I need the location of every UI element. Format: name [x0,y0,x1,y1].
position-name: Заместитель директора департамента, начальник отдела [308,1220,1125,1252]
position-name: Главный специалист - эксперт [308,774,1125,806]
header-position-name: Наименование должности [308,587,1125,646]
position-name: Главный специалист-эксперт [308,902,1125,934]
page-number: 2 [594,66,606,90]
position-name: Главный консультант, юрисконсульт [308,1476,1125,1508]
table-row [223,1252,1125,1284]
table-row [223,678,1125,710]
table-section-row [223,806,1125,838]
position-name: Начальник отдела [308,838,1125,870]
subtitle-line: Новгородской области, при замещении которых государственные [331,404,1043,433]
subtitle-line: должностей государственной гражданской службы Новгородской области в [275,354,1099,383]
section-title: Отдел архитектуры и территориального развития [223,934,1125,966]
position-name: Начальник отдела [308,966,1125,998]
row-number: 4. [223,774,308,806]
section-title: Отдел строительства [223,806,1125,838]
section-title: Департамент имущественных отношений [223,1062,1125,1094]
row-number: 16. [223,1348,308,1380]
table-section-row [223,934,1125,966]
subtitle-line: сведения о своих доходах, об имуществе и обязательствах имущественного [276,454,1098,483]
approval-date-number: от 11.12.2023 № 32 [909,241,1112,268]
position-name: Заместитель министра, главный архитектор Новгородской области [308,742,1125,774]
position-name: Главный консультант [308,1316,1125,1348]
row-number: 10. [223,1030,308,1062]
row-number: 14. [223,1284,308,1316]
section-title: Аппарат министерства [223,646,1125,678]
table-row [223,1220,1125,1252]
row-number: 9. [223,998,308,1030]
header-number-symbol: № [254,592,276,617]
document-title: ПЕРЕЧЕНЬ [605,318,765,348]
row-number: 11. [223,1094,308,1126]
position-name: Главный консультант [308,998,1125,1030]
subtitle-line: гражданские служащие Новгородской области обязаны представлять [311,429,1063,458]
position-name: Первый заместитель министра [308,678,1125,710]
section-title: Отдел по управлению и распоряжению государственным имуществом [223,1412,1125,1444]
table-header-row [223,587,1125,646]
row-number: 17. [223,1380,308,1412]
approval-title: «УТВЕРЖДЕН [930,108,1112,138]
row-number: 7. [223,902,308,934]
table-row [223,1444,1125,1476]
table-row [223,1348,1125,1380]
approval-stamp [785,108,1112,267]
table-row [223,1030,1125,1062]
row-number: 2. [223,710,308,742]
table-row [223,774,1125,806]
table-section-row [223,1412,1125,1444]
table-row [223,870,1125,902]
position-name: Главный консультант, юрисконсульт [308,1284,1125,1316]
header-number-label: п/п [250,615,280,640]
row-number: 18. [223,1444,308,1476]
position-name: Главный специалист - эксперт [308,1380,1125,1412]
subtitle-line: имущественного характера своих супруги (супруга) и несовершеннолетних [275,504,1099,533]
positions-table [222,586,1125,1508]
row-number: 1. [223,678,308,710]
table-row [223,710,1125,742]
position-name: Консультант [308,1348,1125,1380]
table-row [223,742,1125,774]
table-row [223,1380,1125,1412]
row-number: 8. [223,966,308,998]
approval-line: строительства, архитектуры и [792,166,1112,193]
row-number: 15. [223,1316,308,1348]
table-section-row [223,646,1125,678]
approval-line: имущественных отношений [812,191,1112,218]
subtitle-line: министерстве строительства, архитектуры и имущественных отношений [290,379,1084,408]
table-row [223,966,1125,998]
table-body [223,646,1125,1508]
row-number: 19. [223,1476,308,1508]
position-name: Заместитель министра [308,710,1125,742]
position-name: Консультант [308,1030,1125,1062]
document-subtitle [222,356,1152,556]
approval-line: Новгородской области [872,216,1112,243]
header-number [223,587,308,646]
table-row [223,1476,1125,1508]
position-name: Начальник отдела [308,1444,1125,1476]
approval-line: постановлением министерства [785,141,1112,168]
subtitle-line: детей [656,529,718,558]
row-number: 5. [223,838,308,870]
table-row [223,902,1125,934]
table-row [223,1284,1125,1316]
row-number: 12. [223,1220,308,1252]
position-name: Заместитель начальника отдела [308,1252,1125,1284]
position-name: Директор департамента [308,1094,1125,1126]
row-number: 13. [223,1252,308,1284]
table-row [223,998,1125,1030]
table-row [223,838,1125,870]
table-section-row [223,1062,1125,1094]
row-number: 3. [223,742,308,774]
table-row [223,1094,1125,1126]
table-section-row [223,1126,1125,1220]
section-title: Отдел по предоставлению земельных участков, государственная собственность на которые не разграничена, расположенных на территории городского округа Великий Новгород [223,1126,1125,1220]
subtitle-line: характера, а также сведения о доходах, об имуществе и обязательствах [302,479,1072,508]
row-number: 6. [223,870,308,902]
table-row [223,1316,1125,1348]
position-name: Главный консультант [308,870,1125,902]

GOAL:
Rewrite every entry above with "Главный консультант" replaced by "Ведущий консультант" throughout. Leave everything else unchanged.

WRITTEN RESPONSE:
I need the location of every UI element. Format: name [x0,y0,x1,y1].
position-name: Заместитель директора департамента, начальник отдела [308,1220,1125,1252]
position-name: Главный специалист - эксперт [308,774,1125,806]
header-position-name: Наименование должности [308,587,1125,646]
position-name: Главный специалист-эксперт [308,902,1125,934]
page-number: 2 [594,66,606,90]
position-name: Ведущий консультант, юрисконсульт [308,1476,1125,1508]
table-row [223,1252,1125,1284]
table-row [223,678,1125,710]
table-section-row [223,806,1125,838]
position-name: Начальник отдела [308,838,1125,870]
subtitle-line: Новгородской области, при замещении которых государственные [331,404,1043,433]
subtitle-line: должностей государственной гражданской службы Новгородской области в [275,354,1099,383]
section-title: Отдел архитектуры и территориального развития [223,934,1125,966]
position-name: Начальник отдела [308,966,1125,998]
row-number: 4. [223,774,308,806]
section-title: Отдел строительства [223,806,1125,838]
section-title: Департамент имущественных отношений [223,1062,1125,1094]
row-number: 16. [223,1348,308,1380]
table-section-row [223,934,1125,966]
subtitle-line: сведения о своих доходах, об имуществе и обязательствах имущественного [276,454,1098,483]
approval-date-number: от 11.12.2023 № 32 [909,241,1112,268]
position-name: Заместитель министра, главный архитектор Новгородской области [308,742,1125,774]
position-name: Ведущий консультант [308,1316,1125,1348]
row-number: 10. [223,1030,308,1062]
row-number: 14. [223,1284,308,1316]
section-title: Аппарат министерства [223,646,1125,678]
table-row [223,1220,1125,1252]
row-number: 9. [223,998,308,1030]
header-number-symbol: № [254,592,276,617]
document-title: ПЕРЕЧЕНЬ [605,318,765,348]
row-number: 11. [223,1094,308,1126]
position-name: Ведущий консультант [308,998,1125,1030]
subtitle-line: гражданские служащие Новгородской области обязаны представлять [311,429,1063,458]
position-name: Первый заместитель министра [308,678,1125,710]
section-title: Отдел по управлению и распоряжению государственным имуществом [223,1412,1125,1444]
table-header-row [223,587,1125,646]
row-number: 17. [223,1380,308,1412]
approval-title: «УТВЕРЖДЕН [930,108,1112,138]
row-number: 7. [223,902,308,934]
table-row [223,1444,1125,1476]
table-row [223,1348,1125,1380]
approval-stamp [785,108,1112,267]
table-row [223,1030,1125,1062]
row-number: 2. [223,710,308,742]
table-row [223,774,1125,806]
table-section-row [223,1412,1125,1444]
table-row [223,870,1125,902]
position-name: Ведущий консультант, юрисконсульт [308,1284,1125,1316]
header-number-label: п/п [250,615,280,640]
row-number: 18. [223,1444,308,1476]
position-name: Главный специалист - эксперт [308,1380,1125,1412]
subtitle-line: имущественного характера своих супруги (супруга) и несовершеннолетних [275,504,1099,533]
positions-table [222,586,1125,1508]
row-number: 1. [223,678,308,710]
table-row [223,710,1125,742]
position-name: Консультант [308,1348,1125,1380]
table-row [223,742,1125,774]
table-row [223,1380,1125,1412]
row-number: 8. [223,966,308,998]
approval-line: строительства, архитектуры и [792,166,1112,193]
row-number: 15. [223,1316,308,1348]
table-section-row [223,646,1125,678]
approval-line: имущественных отношений [812,191,1112,218]
subtitle-line: министерстве строительства, архитектуры и имущественных отношений [290,379,1084,408]
table-row [223,966,1125,998]
table-body [223,646,1125,1508]
row-number: 19. [223,1476,308,1508]
position-name: Заместитель министра [308,710,1125,742]
position-name: Консультант [308,1030,1125,1062]
document-subtitle [222,356,1152,556]
approval-line: Новгородской области [872,216,1112,243]
header-number [223,587,308,646]
table-row [223,1476,1125,1508]
position-name: Начальник отдела [308,1444,1125,1476]
approval-line: постановлением министерства [785,141,1112,168]
subtitle-line: детей [656,529,718,558]
row-number: 5. [223,838,308,870]
table-row [223,902,1125,934]
table-row [223,1284,1125,1316]
row-number: 12. [223,1220,308,1252]
position-name: Заместитель начальника отдела [308,1252,1125,1284]
position-name: Директор департамента [308,1094,1125,1126]
row-number: 13. [223,1252,308,1284]
table-row [223,998,1125,1030]
table-row [223,838,1125,870]
table-section-row [223,1062,1125,1094]
row-number: 3. [223,742,308,774]
table-row [223,1094,1125,1126]
table-section-row [223,1126,1125,1220]
section-title: Отдел по предоставлению земельных участков, государственная собственность на которые не разграничена, расположенных на территории городского округа Великий Новгород [223,1126,1125,1220]
subtitle-line: характера, а также сведения о доходах, об имуществе и обязательствах [302,479,1072,508]
row-number: 6. [223,870,308,902]
table-row [223,1316,1125,1348]
position-name: Ведущий консультант [308,870,1125,902]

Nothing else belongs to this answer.